→ Goal of the exercise
Collect every line below that contains the word "SMOreg".
+ + + + +
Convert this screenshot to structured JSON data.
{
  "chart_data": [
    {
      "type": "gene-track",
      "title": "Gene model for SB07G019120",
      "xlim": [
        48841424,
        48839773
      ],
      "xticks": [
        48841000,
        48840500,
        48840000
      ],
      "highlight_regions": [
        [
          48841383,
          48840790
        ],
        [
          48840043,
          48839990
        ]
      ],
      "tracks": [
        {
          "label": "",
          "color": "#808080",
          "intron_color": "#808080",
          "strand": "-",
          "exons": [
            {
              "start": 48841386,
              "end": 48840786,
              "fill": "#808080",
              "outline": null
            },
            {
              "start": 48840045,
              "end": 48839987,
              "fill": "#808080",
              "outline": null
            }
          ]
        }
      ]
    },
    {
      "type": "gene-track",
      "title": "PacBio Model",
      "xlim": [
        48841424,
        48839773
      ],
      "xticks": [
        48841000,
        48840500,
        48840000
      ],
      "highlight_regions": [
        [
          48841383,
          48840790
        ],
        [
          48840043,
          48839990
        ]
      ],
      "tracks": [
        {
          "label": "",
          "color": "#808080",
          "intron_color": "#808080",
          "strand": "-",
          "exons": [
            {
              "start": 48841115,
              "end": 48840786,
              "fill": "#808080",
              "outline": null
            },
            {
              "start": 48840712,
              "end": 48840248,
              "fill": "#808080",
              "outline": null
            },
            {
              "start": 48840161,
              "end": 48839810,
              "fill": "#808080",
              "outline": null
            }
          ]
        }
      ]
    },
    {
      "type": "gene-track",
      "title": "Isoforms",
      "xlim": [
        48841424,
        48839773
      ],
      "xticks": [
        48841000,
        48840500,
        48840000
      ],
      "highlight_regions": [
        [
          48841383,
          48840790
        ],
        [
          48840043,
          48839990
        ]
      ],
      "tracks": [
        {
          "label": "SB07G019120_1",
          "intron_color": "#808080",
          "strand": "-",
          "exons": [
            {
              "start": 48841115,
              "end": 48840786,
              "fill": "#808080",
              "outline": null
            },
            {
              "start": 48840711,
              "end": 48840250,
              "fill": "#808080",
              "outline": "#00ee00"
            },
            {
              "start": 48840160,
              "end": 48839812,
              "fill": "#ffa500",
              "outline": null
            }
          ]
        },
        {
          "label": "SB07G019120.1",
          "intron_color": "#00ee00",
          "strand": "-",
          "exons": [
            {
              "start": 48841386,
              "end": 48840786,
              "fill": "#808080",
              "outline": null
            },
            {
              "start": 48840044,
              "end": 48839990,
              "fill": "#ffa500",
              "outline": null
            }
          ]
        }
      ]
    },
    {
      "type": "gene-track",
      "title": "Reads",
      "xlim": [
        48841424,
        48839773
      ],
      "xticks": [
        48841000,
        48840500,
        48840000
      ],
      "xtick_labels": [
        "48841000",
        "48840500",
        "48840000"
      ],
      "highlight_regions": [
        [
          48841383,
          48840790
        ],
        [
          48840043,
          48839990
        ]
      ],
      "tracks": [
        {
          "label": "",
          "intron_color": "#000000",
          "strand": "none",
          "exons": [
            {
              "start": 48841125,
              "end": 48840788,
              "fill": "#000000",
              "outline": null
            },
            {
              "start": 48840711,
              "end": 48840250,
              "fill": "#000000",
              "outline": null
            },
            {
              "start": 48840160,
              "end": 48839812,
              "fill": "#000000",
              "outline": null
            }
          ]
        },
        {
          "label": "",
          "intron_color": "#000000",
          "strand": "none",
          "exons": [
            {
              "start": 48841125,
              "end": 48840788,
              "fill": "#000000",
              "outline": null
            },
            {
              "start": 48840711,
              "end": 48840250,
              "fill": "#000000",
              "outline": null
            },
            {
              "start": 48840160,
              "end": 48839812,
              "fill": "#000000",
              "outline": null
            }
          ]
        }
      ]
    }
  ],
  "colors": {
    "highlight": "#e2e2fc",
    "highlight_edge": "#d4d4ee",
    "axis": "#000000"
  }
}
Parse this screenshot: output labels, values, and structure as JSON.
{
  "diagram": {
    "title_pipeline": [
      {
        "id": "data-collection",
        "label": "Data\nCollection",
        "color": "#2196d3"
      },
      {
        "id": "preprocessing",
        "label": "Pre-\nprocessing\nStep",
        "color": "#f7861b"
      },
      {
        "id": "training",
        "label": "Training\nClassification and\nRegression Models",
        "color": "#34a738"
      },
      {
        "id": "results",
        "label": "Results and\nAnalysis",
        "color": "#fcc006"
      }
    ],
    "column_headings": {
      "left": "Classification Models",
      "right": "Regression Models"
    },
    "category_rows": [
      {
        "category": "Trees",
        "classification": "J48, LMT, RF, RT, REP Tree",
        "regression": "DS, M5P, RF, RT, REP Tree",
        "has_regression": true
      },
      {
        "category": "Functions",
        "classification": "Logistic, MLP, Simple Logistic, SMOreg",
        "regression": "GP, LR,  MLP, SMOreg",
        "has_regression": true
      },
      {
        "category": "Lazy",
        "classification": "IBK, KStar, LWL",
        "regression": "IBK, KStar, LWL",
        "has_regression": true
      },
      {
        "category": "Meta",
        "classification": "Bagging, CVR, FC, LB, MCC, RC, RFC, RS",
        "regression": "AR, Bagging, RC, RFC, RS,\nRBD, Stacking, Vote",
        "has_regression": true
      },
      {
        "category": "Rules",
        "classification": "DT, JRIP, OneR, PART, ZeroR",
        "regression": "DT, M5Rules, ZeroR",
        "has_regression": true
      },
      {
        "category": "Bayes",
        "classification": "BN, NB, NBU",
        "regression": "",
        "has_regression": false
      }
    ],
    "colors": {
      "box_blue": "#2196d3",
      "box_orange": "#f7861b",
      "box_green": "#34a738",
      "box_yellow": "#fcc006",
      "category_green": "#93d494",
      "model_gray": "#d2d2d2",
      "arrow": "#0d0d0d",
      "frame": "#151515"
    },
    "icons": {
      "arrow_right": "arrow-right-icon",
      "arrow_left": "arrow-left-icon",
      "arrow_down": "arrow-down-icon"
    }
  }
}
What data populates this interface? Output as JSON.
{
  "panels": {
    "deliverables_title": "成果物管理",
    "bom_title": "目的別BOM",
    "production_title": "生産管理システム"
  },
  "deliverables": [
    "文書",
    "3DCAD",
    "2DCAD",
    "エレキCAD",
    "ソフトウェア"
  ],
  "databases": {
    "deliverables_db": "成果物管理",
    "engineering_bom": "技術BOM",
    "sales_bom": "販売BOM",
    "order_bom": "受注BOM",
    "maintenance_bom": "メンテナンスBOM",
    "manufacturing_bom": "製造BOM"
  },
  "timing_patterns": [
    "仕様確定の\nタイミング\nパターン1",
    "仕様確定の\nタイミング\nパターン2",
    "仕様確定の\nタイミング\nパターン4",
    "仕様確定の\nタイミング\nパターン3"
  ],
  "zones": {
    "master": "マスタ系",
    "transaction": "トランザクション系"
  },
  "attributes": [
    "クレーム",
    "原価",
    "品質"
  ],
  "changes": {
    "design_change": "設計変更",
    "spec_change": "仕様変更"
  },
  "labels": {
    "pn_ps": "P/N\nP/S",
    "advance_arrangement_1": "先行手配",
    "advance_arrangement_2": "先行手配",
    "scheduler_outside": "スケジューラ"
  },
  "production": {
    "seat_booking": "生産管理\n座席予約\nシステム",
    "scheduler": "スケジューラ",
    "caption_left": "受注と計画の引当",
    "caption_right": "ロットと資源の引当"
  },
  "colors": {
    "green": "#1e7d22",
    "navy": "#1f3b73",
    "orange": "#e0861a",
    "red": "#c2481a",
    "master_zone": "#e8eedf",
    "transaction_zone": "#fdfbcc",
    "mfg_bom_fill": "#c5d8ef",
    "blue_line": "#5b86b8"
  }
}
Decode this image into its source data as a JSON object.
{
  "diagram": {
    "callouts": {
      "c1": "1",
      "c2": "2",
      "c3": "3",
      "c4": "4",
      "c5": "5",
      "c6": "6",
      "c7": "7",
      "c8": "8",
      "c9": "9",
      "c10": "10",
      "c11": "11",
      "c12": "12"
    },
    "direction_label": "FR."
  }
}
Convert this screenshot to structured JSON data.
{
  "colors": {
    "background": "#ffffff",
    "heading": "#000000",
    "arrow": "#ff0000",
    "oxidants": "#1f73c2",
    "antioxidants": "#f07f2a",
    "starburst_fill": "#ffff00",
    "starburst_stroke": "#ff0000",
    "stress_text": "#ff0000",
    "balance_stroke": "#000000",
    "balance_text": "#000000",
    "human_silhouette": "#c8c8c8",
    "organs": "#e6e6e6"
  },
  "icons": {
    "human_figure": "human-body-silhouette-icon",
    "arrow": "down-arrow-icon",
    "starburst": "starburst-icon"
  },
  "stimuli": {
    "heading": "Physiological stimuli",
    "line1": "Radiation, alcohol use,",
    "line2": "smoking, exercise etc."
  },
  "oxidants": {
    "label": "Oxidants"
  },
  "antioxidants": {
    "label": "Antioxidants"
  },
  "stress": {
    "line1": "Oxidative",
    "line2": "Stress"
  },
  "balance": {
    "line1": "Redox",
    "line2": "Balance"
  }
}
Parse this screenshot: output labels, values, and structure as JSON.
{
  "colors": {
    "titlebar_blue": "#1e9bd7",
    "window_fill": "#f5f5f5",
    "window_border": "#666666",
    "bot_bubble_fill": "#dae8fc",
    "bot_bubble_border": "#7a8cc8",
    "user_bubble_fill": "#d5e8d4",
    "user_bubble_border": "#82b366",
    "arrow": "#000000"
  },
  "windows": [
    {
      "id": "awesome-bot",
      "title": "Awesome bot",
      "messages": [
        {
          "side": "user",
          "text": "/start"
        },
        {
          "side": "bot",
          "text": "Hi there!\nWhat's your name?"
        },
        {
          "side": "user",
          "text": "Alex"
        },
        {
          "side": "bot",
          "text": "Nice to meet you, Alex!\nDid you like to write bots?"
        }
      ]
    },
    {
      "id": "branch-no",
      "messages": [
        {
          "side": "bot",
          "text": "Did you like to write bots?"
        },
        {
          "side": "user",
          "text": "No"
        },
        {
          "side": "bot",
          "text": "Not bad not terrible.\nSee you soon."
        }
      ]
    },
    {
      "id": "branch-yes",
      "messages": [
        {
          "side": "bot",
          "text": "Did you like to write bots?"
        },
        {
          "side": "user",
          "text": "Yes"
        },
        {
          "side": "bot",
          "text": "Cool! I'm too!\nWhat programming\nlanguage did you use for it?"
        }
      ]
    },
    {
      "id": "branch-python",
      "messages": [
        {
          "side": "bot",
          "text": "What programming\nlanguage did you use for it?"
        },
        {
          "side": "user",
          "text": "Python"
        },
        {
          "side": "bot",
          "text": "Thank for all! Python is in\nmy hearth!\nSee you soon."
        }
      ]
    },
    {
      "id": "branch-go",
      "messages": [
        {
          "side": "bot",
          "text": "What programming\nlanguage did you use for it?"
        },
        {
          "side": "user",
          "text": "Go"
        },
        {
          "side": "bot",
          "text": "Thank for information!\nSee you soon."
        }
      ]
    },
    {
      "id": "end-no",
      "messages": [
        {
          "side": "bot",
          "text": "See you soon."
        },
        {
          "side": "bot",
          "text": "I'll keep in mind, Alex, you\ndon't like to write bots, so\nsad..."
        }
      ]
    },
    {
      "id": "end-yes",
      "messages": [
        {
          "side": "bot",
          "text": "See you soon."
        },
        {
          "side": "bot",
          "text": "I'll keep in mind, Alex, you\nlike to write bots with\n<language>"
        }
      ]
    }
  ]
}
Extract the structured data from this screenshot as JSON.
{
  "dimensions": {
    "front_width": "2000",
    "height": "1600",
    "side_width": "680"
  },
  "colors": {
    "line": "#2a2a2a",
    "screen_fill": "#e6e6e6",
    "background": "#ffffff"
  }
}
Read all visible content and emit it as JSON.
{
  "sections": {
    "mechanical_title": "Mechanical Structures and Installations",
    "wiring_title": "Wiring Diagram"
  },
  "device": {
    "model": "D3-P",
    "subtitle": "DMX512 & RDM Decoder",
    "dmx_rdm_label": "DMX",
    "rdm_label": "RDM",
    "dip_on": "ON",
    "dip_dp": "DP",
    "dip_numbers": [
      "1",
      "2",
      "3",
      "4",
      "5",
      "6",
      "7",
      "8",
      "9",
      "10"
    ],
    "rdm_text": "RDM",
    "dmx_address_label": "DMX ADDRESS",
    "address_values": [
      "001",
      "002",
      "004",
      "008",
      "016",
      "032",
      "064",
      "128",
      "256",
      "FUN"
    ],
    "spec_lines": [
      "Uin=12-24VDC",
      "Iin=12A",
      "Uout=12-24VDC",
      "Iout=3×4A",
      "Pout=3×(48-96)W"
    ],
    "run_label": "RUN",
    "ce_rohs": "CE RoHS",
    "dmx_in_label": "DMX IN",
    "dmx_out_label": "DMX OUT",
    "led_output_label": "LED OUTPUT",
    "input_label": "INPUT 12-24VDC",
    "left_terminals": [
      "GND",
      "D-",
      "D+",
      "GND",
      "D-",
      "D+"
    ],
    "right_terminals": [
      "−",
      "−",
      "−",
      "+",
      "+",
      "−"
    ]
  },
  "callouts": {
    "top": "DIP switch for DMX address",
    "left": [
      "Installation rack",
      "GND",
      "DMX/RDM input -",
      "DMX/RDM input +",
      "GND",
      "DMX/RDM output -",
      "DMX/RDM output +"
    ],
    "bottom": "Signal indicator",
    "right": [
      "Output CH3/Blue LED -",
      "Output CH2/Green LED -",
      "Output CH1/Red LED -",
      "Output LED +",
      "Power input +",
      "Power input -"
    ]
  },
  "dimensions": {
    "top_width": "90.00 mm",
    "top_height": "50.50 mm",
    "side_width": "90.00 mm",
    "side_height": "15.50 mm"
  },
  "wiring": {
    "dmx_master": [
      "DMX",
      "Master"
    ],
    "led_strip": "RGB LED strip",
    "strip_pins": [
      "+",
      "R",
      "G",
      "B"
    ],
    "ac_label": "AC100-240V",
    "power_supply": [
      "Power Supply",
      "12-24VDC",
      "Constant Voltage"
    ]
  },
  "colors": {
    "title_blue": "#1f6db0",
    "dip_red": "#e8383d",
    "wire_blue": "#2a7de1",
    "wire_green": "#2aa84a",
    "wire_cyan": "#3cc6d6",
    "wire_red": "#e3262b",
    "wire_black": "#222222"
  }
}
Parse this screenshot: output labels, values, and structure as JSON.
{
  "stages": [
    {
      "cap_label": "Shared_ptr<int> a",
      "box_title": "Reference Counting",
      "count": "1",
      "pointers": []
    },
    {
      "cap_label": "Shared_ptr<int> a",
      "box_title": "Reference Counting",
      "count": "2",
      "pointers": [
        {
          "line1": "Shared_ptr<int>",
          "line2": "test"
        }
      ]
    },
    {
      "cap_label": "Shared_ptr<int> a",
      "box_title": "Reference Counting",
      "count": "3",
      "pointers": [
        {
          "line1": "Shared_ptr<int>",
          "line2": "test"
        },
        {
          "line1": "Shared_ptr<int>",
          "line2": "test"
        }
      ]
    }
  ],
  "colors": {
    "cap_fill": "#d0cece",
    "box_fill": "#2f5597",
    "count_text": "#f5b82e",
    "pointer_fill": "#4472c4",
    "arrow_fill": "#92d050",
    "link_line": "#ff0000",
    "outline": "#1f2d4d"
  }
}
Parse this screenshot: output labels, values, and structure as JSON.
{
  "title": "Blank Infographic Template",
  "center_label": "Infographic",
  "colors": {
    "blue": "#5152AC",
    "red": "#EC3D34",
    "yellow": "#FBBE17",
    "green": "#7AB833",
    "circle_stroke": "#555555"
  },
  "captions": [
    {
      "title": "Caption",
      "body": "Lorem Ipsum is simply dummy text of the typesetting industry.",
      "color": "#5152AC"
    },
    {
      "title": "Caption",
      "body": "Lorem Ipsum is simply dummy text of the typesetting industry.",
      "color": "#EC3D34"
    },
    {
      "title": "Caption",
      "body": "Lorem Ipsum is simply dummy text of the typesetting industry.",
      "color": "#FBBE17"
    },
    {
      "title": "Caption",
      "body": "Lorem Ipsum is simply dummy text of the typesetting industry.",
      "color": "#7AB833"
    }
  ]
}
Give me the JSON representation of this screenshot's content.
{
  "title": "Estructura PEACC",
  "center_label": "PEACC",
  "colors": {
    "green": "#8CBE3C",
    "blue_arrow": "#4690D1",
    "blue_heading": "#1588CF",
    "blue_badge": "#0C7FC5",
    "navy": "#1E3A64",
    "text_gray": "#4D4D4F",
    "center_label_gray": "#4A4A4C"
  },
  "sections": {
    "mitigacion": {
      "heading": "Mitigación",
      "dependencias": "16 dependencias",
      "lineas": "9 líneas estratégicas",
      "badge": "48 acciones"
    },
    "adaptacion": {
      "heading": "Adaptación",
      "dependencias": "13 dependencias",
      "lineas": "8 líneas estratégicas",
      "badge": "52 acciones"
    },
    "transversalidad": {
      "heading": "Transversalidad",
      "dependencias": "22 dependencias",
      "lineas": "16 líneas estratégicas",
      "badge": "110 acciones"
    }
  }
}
+ + + + +
→ Task result
        "classification": "Logistic, MLP, Simple Logistic, SMOreg",
        "regression": "GP, LR,  MLP, SMOreg",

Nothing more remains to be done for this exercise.